_WHAT IS EXPECTED_.
Give the count of lines in the data that include "changing", with no other words.

_RECORDS SHOWN_.

"""

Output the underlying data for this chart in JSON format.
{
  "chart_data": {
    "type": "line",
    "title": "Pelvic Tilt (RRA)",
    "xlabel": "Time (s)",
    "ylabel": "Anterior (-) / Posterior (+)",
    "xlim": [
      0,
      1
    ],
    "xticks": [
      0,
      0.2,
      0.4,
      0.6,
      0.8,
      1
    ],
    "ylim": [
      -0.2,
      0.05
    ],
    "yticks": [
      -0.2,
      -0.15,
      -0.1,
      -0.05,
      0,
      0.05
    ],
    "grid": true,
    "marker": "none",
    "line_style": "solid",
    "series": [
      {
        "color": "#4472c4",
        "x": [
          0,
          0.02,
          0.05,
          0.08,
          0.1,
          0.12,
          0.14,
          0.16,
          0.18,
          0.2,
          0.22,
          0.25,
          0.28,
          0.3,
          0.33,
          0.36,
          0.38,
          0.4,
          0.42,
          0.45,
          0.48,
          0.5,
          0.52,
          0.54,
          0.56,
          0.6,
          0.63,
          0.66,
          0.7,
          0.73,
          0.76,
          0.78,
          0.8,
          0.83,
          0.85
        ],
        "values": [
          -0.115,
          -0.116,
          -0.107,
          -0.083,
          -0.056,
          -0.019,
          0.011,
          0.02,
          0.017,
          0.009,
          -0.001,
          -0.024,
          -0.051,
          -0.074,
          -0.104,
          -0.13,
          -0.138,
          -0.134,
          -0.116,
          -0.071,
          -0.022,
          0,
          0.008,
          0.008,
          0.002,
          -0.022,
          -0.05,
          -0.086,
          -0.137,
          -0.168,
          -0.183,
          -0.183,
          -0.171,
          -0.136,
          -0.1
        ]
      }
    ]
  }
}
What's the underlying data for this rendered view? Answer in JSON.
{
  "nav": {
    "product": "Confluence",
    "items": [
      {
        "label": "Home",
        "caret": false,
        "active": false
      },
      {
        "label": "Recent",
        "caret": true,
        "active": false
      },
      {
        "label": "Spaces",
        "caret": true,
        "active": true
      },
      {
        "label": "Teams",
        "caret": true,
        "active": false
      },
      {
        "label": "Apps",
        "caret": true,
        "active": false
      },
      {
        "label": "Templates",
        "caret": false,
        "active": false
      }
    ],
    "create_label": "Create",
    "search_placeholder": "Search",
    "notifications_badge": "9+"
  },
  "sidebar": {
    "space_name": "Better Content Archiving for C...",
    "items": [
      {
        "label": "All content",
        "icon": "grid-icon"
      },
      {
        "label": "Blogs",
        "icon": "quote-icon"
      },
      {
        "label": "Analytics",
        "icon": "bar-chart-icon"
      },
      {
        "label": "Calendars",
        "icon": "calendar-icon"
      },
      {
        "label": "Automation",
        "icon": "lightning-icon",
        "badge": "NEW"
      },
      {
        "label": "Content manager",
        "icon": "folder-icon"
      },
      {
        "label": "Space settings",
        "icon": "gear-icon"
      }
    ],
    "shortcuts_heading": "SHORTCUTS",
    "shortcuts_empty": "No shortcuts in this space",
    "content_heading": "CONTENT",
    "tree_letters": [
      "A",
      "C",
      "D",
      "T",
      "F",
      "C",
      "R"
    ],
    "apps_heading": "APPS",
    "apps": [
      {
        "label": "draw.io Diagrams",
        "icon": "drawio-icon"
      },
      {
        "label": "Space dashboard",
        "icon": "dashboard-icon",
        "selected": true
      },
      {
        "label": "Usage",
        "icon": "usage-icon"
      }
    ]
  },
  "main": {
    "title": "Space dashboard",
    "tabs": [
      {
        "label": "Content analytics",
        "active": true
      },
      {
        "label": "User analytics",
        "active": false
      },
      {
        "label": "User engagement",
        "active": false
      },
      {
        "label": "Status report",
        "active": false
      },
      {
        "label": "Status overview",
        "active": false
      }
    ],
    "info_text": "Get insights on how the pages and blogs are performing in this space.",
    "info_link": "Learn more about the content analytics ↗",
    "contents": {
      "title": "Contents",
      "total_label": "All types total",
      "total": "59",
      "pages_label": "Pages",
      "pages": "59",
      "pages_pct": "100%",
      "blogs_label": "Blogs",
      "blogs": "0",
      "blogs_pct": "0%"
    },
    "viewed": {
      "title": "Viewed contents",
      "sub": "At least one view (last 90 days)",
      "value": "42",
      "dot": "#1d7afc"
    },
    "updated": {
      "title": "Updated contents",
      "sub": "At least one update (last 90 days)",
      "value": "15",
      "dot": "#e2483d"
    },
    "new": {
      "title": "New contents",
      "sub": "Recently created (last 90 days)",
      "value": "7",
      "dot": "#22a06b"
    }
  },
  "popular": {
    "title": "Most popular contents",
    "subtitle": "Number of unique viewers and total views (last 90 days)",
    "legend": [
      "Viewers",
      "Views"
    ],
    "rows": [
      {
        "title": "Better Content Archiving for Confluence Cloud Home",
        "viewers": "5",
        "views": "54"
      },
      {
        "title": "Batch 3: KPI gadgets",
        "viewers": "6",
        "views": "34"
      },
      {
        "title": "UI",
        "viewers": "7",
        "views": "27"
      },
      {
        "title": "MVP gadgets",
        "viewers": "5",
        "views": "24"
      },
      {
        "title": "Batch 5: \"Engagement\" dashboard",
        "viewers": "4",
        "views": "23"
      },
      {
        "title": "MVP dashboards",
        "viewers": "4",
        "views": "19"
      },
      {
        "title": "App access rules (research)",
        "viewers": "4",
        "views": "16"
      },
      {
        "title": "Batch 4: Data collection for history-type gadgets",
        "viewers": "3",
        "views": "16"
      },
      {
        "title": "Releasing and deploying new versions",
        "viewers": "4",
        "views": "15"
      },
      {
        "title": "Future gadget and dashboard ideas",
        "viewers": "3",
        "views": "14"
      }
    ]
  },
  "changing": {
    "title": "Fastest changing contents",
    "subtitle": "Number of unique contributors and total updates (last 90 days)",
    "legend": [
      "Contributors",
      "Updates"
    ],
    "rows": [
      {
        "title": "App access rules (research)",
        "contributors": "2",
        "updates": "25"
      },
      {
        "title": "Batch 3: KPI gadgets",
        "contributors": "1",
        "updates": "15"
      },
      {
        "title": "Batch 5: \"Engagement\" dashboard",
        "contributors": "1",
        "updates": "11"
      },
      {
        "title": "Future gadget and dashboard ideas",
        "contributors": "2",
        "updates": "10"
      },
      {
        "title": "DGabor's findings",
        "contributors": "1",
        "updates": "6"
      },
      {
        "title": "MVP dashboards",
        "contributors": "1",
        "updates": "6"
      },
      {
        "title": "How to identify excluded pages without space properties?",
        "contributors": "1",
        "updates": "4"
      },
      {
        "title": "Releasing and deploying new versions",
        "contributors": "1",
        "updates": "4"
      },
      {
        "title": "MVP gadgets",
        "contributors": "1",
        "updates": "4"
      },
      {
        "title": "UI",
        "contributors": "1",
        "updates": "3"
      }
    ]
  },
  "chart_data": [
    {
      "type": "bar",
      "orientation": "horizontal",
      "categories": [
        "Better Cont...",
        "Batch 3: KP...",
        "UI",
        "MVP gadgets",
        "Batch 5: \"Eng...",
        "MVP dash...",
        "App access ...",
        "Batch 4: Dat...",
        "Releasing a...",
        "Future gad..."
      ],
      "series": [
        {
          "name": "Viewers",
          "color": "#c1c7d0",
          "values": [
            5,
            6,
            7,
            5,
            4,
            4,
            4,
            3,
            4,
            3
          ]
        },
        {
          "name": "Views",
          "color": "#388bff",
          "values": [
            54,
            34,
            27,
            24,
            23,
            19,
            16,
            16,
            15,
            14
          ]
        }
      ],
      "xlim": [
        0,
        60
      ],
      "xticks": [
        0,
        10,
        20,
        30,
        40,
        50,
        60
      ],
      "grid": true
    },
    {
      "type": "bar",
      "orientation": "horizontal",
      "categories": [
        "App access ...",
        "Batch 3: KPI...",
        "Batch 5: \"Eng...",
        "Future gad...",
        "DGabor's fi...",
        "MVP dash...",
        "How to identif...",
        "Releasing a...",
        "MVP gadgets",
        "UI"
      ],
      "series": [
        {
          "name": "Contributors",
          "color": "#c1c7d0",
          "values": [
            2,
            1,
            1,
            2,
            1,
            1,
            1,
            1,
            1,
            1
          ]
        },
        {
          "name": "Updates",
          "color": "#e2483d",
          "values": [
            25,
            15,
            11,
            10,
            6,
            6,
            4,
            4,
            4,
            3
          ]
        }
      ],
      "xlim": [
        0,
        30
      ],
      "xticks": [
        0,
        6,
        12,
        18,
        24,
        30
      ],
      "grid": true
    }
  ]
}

"""

_COMPLETED TASK_.
2